Find every line in the records below that holds the word "Yritykset", and copy it out.

[Begin Material shown]

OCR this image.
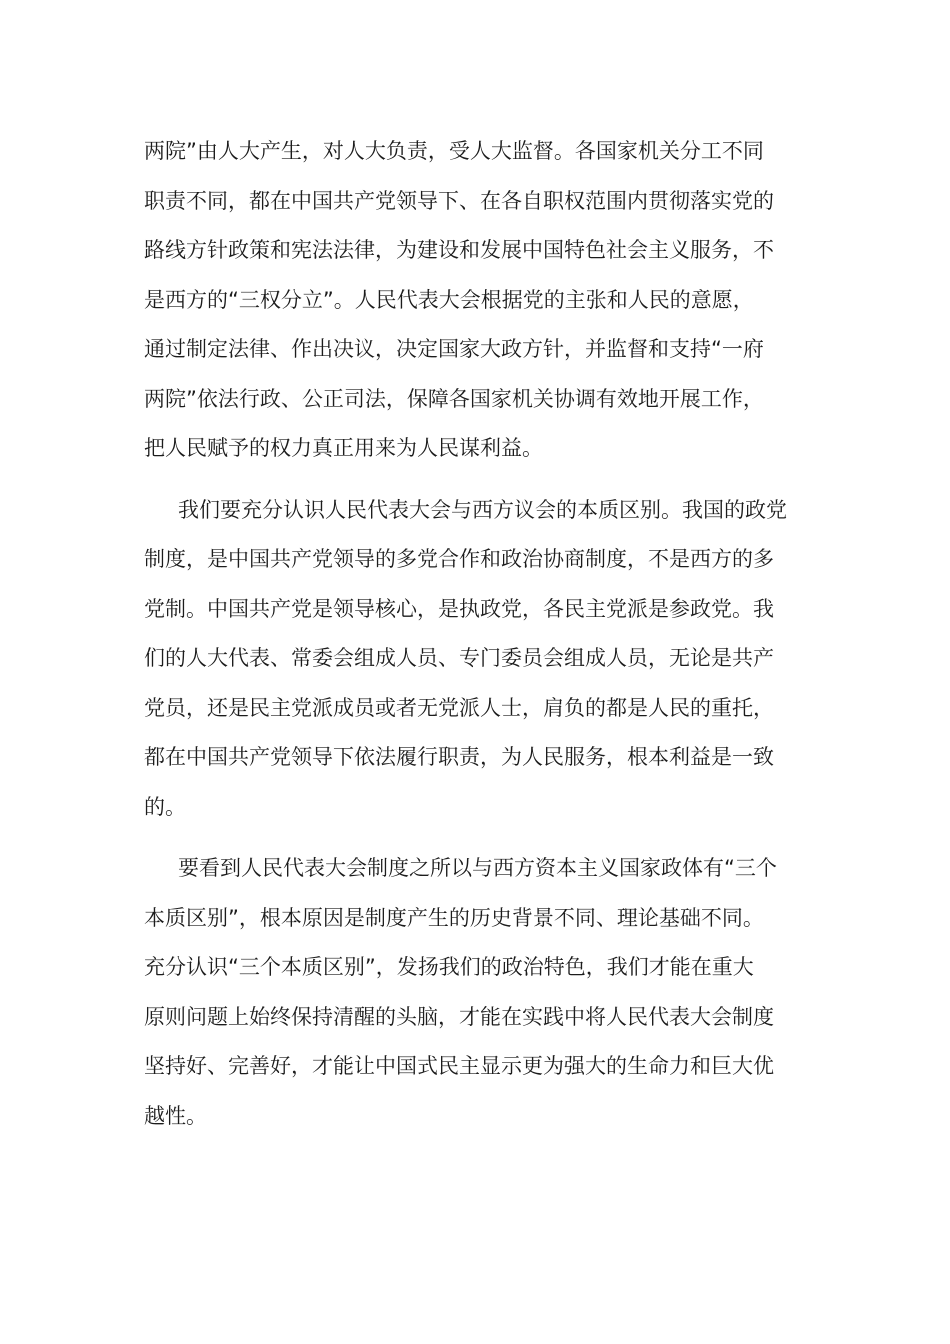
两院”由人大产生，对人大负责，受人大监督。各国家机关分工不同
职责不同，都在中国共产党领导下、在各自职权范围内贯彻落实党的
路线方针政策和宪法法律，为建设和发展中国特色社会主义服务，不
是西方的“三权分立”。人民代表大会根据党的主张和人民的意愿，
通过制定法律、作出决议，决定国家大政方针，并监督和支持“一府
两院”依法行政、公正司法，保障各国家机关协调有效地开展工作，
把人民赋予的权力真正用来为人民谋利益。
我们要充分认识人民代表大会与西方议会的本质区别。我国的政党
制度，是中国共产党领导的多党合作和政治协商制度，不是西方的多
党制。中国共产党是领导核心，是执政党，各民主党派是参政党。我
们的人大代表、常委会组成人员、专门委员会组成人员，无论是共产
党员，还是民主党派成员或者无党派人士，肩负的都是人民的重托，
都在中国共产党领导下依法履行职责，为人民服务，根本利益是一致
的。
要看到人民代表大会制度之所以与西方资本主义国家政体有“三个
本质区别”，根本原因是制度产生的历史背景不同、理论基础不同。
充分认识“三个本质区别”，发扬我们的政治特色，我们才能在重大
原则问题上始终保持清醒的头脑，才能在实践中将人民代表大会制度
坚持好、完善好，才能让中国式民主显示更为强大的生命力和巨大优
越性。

[End Material shown]
[Begin Material shown]

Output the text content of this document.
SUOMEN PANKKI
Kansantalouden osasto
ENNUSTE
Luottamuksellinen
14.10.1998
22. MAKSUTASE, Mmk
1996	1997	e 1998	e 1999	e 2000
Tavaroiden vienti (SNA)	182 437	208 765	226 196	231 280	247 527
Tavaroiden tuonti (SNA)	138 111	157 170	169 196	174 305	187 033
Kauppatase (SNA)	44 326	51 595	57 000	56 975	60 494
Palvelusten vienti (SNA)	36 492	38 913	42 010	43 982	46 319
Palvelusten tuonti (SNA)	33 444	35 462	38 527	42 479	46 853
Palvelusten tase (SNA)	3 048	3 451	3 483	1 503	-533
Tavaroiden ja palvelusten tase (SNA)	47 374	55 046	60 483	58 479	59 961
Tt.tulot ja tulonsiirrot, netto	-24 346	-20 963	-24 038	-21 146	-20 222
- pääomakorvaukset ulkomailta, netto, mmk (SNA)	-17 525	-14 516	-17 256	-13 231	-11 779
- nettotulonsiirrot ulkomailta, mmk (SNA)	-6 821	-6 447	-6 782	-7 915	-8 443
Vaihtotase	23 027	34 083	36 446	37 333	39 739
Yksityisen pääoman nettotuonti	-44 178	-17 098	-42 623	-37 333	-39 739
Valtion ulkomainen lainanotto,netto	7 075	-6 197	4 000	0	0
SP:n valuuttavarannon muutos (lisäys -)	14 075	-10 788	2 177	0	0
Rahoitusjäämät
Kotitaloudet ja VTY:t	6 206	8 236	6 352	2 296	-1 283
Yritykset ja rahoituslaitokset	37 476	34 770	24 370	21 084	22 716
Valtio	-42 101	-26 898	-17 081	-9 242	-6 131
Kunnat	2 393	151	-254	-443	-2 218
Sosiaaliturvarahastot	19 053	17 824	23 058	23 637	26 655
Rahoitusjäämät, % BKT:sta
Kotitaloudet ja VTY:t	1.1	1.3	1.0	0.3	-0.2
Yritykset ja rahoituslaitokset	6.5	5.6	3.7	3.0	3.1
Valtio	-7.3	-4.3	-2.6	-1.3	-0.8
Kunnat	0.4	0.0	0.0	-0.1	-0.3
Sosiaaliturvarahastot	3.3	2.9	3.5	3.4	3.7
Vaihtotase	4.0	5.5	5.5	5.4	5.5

[End Material shown]

» **Final answer**
Yritykset ja rahoituslaitokset	37 476	34 770	24 370	21 084	22 716
Yritykset ja rahoituslaitokset	6.5	5.6	3.7	3.0	3.1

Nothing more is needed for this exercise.